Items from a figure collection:
%%
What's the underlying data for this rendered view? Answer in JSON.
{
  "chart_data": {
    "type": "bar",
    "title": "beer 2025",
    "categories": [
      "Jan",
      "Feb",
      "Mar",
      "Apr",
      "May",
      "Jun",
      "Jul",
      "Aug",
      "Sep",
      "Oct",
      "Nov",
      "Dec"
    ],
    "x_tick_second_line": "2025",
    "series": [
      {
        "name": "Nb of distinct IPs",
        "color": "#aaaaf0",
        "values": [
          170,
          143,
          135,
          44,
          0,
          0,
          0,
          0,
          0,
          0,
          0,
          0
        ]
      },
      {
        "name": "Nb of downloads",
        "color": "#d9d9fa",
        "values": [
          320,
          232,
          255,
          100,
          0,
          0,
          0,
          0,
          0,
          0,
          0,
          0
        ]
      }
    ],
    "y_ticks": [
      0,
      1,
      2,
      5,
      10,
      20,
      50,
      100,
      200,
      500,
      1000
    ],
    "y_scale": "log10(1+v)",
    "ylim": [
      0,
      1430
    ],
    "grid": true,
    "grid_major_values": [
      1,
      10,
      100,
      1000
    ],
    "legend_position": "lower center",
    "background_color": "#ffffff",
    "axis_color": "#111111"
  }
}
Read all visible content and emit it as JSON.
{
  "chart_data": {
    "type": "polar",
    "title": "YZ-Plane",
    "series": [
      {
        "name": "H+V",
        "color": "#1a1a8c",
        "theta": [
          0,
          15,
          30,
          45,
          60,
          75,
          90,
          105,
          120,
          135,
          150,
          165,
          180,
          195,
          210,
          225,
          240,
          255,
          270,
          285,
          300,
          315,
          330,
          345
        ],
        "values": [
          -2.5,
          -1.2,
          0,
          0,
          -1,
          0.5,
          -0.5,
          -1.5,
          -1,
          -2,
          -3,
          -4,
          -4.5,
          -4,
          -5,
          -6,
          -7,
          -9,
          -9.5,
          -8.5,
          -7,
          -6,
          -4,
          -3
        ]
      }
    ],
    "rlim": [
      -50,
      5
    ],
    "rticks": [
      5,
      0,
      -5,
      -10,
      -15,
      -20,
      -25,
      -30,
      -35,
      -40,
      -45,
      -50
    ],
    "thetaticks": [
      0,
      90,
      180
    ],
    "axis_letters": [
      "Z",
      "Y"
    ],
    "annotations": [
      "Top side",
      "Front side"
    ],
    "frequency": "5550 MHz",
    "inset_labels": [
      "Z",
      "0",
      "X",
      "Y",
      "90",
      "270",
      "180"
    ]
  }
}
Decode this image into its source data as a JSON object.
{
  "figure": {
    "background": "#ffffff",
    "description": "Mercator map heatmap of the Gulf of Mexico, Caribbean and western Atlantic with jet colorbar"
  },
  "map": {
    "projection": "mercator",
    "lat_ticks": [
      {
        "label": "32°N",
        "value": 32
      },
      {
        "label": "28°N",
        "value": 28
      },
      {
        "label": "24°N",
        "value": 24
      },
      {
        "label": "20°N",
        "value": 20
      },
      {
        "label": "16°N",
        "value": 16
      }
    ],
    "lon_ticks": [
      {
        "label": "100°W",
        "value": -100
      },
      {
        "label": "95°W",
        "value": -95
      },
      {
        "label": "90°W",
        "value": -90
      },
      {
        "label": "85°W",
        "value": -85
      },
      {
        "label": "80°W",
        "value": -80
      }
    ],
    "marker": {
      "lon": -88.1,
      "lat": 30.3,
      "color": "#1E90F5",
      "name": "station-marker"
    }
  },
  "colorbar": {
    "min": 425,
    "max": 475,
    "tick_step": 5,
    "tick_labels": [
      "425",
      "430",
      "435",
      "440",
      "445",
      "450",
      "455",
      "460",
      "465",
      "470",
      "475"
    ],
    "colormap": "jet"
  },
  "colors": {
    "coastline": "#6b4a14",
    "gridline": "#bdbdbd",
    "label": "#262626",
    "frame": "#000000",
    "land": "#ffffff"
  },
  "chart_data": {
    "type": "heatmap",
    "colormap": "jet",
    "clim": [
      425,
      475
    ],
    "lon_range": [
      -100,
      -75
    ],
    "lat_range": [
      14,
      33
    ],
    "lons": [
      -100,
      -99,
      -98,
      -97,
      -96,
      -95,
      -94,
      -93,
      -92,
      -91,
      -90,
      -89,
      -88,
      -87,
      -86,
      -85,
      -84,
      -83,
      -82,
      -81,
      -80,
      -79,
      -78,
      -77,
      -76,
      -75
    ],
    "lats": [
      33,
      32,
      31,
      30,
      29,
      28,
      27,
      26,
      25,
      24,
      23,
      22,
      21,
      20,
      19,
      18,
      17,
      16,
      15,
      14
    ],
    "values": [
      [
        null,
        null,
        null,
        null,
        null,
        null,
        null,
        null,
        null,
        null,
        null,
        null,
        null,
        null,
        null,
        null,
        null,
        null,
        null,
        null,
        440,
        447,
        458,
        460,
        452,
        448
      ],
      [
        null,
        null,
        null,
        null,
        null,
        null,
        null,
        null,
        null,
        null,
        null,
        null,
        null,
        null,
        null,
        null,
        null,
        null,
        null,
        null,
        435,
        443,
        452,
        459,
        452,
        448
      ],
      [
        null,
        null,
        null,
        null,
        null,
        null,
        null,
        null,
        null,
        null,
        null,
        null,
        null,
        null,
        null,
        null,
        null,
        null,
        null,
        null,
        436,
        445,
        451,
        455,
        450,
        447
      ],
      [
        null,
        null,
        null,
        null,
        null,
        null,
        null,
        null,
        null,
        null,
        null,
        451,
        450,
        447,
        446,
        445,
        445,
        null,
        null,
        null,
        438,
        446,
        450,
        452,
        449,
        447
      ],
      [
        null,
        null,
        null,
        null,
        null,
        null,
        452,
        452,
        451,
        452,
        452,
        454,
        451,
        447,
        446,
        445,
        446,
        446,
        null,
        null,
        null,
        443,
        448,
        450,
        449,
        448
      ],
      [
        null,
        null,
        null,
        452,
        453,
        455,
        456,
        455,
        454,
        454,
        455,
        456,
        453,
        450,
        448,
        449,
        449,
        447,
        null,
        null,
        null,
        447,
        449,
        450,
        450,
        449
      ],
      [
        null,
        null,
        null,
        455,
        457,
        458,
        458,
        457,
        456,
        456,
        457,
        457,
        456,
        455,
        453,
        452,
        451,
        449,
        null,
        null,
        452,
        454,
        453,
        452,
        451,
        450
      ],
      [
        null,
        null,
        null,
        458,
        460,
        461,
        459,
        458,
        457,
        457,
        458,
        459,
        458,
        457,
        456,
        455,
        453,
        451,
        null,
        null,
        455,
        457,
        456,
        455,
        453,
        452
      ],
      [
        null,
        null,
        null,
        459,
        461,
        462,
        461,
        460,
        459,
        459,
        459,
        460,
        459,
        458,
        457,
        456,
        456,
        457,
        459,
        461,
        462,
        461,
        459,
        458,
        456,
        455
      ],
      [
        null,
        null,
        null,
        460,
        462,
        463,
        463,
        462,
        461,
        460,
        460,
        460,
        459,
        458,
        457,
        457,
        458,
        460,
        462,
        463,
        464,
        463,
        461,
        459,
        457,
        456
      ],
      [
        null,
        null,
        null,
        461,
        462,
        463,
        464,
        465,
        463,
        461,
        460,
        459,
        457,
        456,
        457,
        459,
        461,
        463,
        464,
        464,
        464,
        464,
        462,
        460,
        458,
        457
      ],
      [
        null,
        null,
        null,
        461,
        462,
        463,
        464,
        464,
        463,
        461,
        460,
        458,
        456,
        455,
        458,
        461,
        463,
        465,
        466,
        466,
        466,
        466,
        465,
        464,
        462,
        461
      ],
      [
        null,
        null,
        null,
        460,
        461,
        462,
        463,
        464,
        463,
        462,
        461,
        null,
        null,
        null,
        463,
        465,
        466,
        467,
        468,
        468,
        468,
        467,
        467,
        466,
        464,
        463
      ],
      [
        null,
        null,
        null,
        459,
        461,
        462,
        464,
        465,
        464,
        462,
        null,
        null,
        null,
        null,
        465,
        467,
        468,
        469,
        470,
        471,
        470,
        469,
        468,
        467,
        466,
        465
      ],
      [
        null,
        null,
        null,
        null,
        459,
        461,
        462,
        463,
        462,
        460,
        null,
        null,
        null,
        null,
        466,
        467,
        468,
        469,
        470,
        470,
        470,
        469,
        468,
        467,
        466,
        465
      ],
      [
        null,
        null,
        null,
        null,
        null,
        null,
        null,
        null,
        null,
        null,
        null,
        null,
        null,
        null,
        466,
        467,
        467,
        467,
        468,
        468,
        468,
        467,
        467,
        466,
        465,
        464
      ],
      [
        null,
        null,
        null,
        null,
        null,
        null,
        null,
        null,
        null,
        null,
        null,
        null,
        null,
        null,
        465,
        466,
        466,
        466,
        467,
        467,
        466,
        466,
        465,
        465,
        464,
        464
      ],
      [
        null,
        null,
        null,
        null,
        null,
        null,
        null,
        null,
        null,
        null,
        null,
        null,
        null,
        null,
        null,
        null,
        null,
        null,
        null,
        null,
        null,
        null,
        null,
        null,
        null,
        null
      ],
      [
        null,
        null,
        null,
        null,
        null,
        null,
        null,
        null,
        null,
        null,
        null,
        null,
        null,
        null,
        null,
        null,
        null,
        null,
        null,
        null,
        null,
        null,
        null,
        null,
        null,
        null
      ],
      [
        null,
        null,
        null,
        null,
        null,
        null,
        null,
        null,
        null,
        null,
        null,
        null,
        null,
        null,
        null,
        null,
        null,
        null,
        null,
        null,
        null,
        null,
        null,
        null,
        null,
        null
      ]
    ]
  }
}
%%
**Required task**
Of the lines in the records, determine how many contain the word "heatmap", and report that number alone.

**Output of the exercise**
2